* DATA FOR THIS EXERCISE *
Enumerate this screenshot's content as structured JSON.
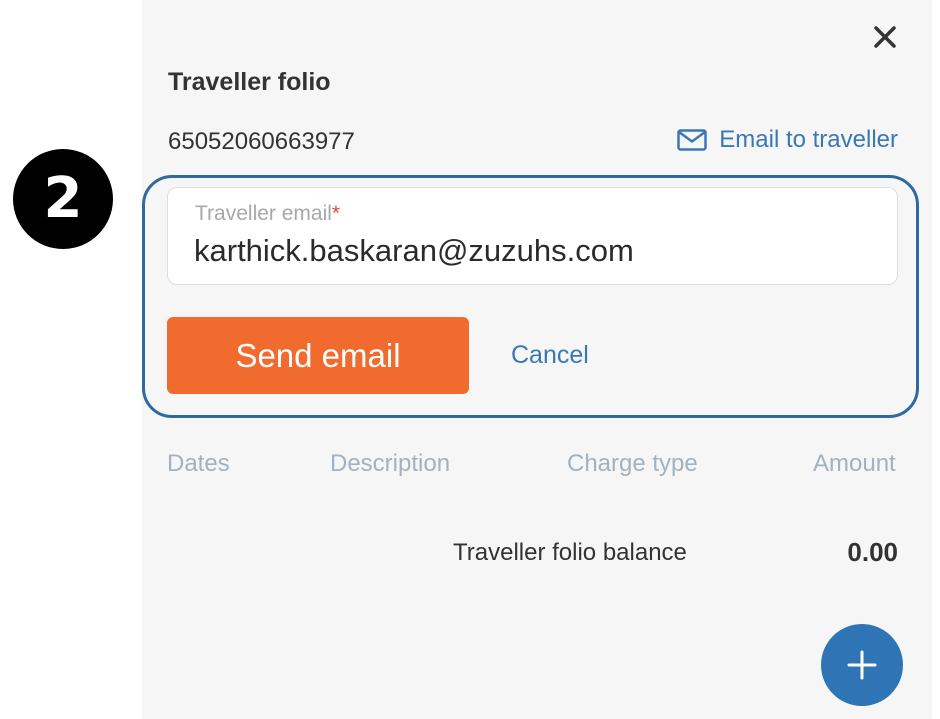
{
  "step_badge": "2",
  "panel": {
    "title": "Traveller folio",
    "folio_number": "65052060663977",
    "email_link_label": "Email to traveller"
  },
  "email_form": {
    "field_label": "Traveller email",
    "required_marker": "*",
    "field_value": "karthick.baskaran@zuzuhs.com",
    "send_label": "Send email",
    "cancel_label": "Cancel"
  },
  "table": {
    "columns": [
      "Dates",
      "Description",
      "Charge type",
      "Amount"
    ]
  },
  "balance": {
    "label": "Traveller folio balance",
    "value": "0.00"
  },
  "icons": {
    "close": "close-icon",
    "email": "envelope-icon",
    "add": "plus-icon"
  },
  "colors": {
    "accent_blue": "#3a78b5",
    "send_orange": "#f16b2e",
    "highlight_border": "#2e6a9e",
    "fab_blue": "#2f74b5"
  }
}
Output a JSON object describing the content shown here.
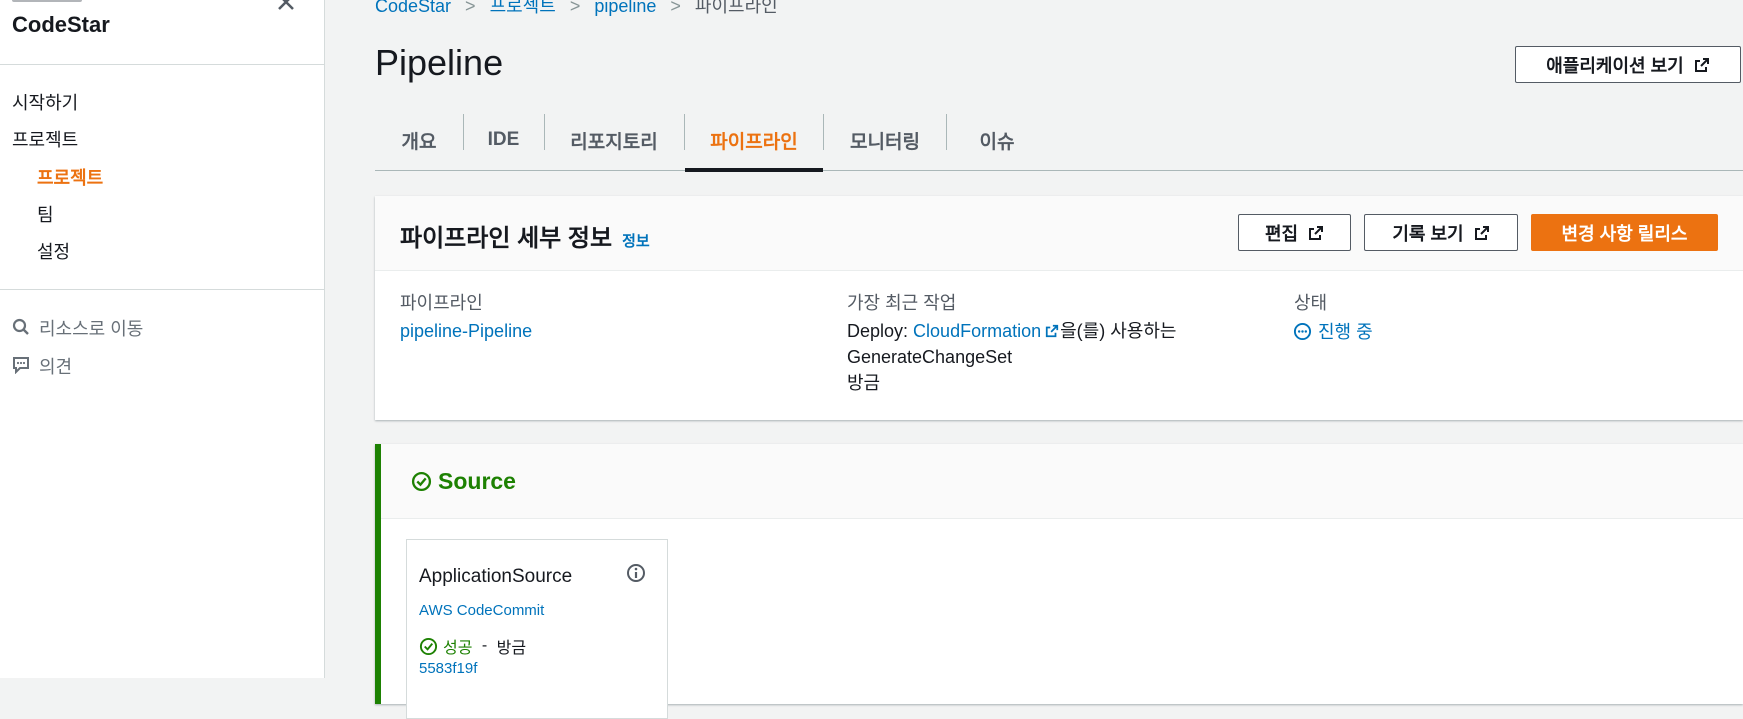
{
  "sidebar": {
    "title": "CodeStar",
    "items": [
      {
        "label": "시작하기"
      },
      {
        "label": "프로젝트"
      },
      {
        "label": "프로젝트"
      },
      {
        "label": "팀"
      },
      {
        "label": "설정"
      }
    ],
    "goto_resource": "리소스로 이동",
    "feedback": "의견"
  },
  "breadcrumb": [
    "CodeStar",
    "프로젝트",
    "pipeline",
    "파이프라인"
  ],
  "header": {
    "title": "Pipeline",
    "view_app_button": "애플리케이션 보기"
  },
  "tabs": [
    "개요",
    "IDE",
    "리포지토리",
    "파이프라인",
    "모니터링",
    "이슈"
  ],
  "active_tab": "파이프라인",
  "details": {
    "title": "파이프라인 세부 정보",
    "info_link": "정보",
    "edit_button": "편집",
    "history_button": "기록 보기",
    "release_button": "변경 사항 릴리스",
    "pipeline_label": "파이프라인",
    "pipeline_value": "pipeline-Pipeline",
    "recent_label": "가장 최근 작업",
    "recent_prefix": "Deploy: ",
    "recent_link": "CloudFormation",
    "recent_suffix": "을(를) 사용하는",
    "recent_line2": "GenerateChangeSet",
    "recent_line3": "방금",
    "status_label": "상태",
    "status_value": "진행 중"
  },
  "stage": {
    "name": "Source",
    "action": {
      "name": "ApplicationSource",
      "provider": "AWS CodeCommit",
      "status": "성공",
      "status_sep": " - ",
      "time": "방금",
      "commit": "5583f19f"
    }
  },
  "colors": {
    "accent": "#ec7211",
    "link": "#0073bb",
    "success": "#1d8102"
  }
}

* WRITTEN TASK *
Reproduce each line of the records exactly, and omit every picture.

* REPLY *
Enumerate this screenshot's content as structured JSON.
{
  "step_badge": "2",
  "panel": {
    "title": "Traveller folio",
    "folio_number": "65052060663977",
    "email_link_label": "Email to traveller"
  },
  "email_form": {
    "field_label": "Traveller email",
    "required_marker": "*",
    "field_value": "karthick.baskaran@zuzuhs.com",
    "send_label": "Send email",
    "cancel_label": "Cancel"
  },
  "table": {
    "columns": [
      "Dates",
      "Description",
      "Charge type",
      "Amount"
    ]
  },
  "balance": {
    "label": "Traveller folio balance",
    "value": "0.00"
  },
  "icons": {
    "close": "close-icon",
    "email": "envelope-icon",
    "add": "plus-icon"
  },
  "colors": {
    "accent_blue": "#3a78b5",
    "send_orange": "#f16b2e",
    "highlight_border": "#2e6a9e",
    "fab_blue": "#2f74b5"
  }
}
Output a JSON object describing the content shown here.
{
  "sidebar": {
    "title": "CodeStar",
    "items": [
      {
        "label": "시작하기"
      },
      {
        "label": "프로젝트"
      },
      {
        "label": "프로젝트"
      },
      {
        "label": "팀"
      },
      {
        "label": "설정"
      }
    ],
    "goto_resource": "리소스로 이동",
    "feedback": "의견"
  },
  "breadcrumb": [
    "CodeStar",
    "프로젝트",
    "pipeline",
    "파이프라인"
  ],
  "header": {
    "title": "Pipeline",
    "view_app_button": "애플리케이션 보기"
  },
  "tabs": [
    "개요",
    "IDE",
    "리포지토리",
    "파이프라인",
    "모니터링",
    "이슈"
  ],
  "active_tab": "파이프라인",
  "details": {
    "title": "파이프라인 세부 정보",
    "info_link": "정보",
    "edit_button": "편집",
    "history_button": "기록 보기",
    "release_button": "변경 사항 릴리스",
    "pipeline_label": "파이프라인",
    "pipeline_value": "pipeline-Pipeline",
    "recent_label": "가장 최근 작업",
    "recent_prefix": "Deploy: ",
    "recent_link": "CloudFormation",
    "recent_suffix": "을(를) 사용하는",
    "recent_line2": "GenerateChangeSet",
    "recent_line3": "방금",
    "status_label": "상태",
    "status_value": "진행 중"
  },
  "stage": {
    "name": "Source",
    "action": {
      "name": "ApplicationSource",
      "provider": "AWS CodeCommit",
      "status": "성공",
      "status_sep": " - ",
      "time": "방금",
      "commit": "5583f19f"
    }
  },
  "colors": {
    "accent": "#ec7211",
    "link": "#0073bb",
    "success": "#1d8102"
  }
}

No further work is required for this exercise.